• [Seitentext]
--

Themen / Innere Sicherheit

Stellung­nahme zum Entwurf eines Ersten Gesetzes zur Änderung des Zollfahn­dungs­dienst­ge­setzes

25. November 2005

(BT-Drs. 16/88 vom 25.11.2005)

Sehr geehrte Damen und Herren,

zu dem Gesetzentwurf nehmen wir wie folgt Stellung:

Der besonders eilbedürftige Gesetzentwurf betrifft die Ermächtigung des Zollkriminalamtes zur präventiven Überwachung der Telekommunikation und der Post zur Verhütung bestimmter Straftaten nach dem Kriegswaffenkontroll- und Außenwirtschaftsgesetz. Mit dem vorliegenden Entwurf wird ausschließlich die Befristung der in den § § 23 a-f Zollfahndungsdienstgesetz geregelten Ermächtigung vom 31. 12. 2005 – um zwei Jahre – auf den 31. 12. 2007 verlängert. Eine inhaltliche Korrektur des Gesetzes findet nicht statt.

Aus Sicht der Bürgerrechtsorganisation Humanistische Union ist diese Korrektur zwingend erforderlich. Bei der ebenfalls im Eilverfahren verabschiedeten Neuregelung im Dezember 2004 versicherten die Fraktionen von SPD, CDU/CSU und Bündnis 90/DIE GRÜNEN, dass die Überwachungsbefugnis in der verabschiedeten Form nur ein Provisorium sei und höchstens bis zum 31. 12. 2005 gelten dürfe. Man wolle die Zeit nutzen, um die Vorgaben des Bundesverfassungsgerichts aus dem Urteil zum „Großen Lauschangriff“ umzusetzen. Diese Zeit haben Bundesregierung und Parlament untätig verstreichen lassen. Mit der geplanten Fristverlängerung würde der Bundestag nicht nur wortbrüchig werden, sondern auch eine verfassungswidrige Befugnis verlängern.

Kernbereichsschutz nicht geregelt

Das Bundesverfassungsgericht hatte in seinem Beschluss vom 3. 3. 2004 (1 BvF 3/92) die damalige Regelung der Überwachung in den § § 39, 40 Außenwirtschaftsgesetz für verfassungswidrig erklärt. Bemängelt wurden insbesondere die fehlende Normenklarheit und –bestimmtheit. Bei einer Neuregelung trug das Gericht dem Gesetzgeber ausdrücklich auf, „außerdem die Grundsätze zu beachten (…), die der Senat in seinen Urteilen vom 14. Juli 1999 (BVerfGE 100, 313) und vom 3. März 2004 (1 BvR 2378/98 und 1 BvR 1084/99) niedergelegt hat“ (Abs. 179). Das heißt, der Gesetzgeber musste zum einen die Maßstäbe zum Schutz des Fernmeldegeheimnisses aus Art. 10 Grundgesetz berücksichtigen, zum anderen die Grundsätze zum Schutz des Kernbereichs privater Lebensgestaltung aus der Entscheidung zum Großen Lauschangriff.

--

• [Gesammeltes Material]
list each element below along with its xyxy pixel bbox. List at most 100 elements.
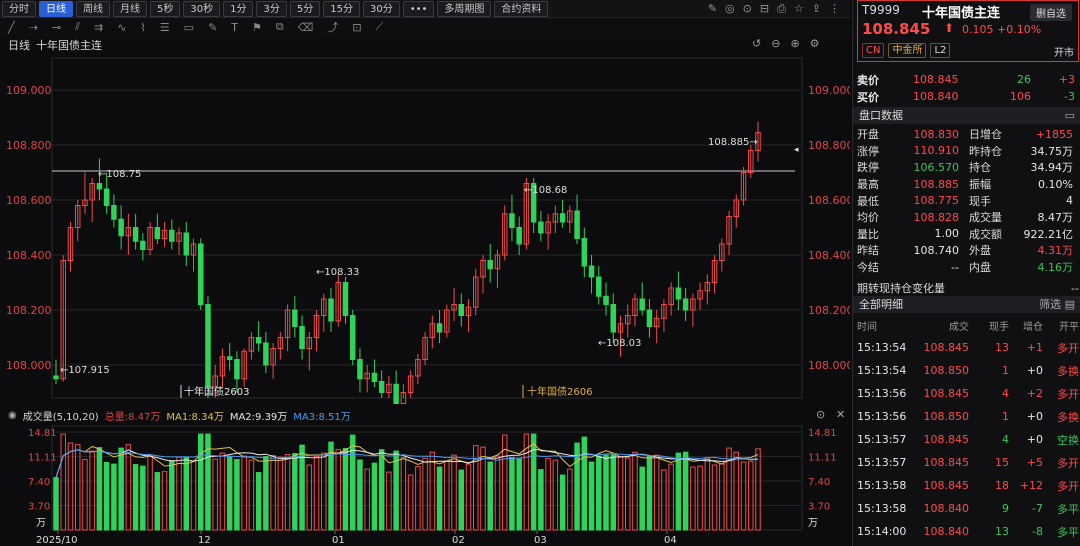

--

• [Vorgaben und Anforderungen] Setzen Sie die Stellungnahme zum Zollfahndungsdienstgesetz im Anschluss an ihren letzten Satz fort. Die Zeilen sind hierfür ohne Belang.

• [Die Ausgabe]
In der bislang geltenden, bis 31. 12. 2005 befristeten Regelung fehlen Vorkehrungen zum Schutz des unantastbaren Kernbereichs privater Lebensgestaltung völlig. Schon die aktuell geltende Befugnis missachtet daher die Vorgaben des Bundesverfassungsgerichts. Auch bei Eingriffen in das Fernmeldegeheimnis durch Telefonüberwachungen darf der Kernbereich privater Lebensgestaltung nicht angetastet werden. Daran ist der Gesetzgeber auch dann gebunden, wenn es ihm um die vorbeugende Bekämpfung bestimmter Straftaten geht. In der Entscheidung zur vorbeugenden Telefonüberwachung im Niedersächsischen Gesetz über die öffentliche Sicherheit und Ordnung vom 27. 7. 2005 (1 BvR 668/04) hat das Bundesverfassungsgerichts diesen Umstand noch einmal betont:

„Die nach Art. 1 Abs. 1 GG stets garantierte Unantastbarkeit der Menschenwürde fordert auch im Gewährleistungsbereich des Art. 10 Abs. 1 GG Vorkehrungen zum Schutz individueller Entfaltung im Kernbereich privater Lebensgestaltung. Bestehen im konkreten Fall tatsächliche Anhaltspunkte für die Annahme, dass eine Telekommunikationsüberwachung Inhalte erfasst, die zu diesem Kernbereich zählen, ist sie nicht zu rechtfertigen und muss unterbleiben.“ (Abs. 163)

Wir appellieren an Sie, sich für eine verfassungskonforme Lösung einzusetzen. Dazu gehört vor allem, konkrete Vorkehrungen zum Schutz der Intimsphäre in Form von Erhebungsverboten zu schaffen. Die Humanistische Union hat dazu Vorschläge bei der Novellierung des Gesetzes zur akustischen Wohnraumüberwachung gemacht. In einer Stellungnahme vom 17. 11. 2004 zum damaligen NTPG-Entwurf unterbreitete die Humanistische Union zudem weitere Vorschläge für eine Neufassung. Die Humanistische Union ist gerne bereit, diese im Rahmen einer Sachverständigenanhörung erneut einzubringen. Dazu sind von der Bundesregierung die Ergebnisse der im vergangenen Herbst angekündigten Evaluation der präventiven Telekommunikations- und Postüberwachung durch das Zollkriminalamt (ZKA) vorzulegen.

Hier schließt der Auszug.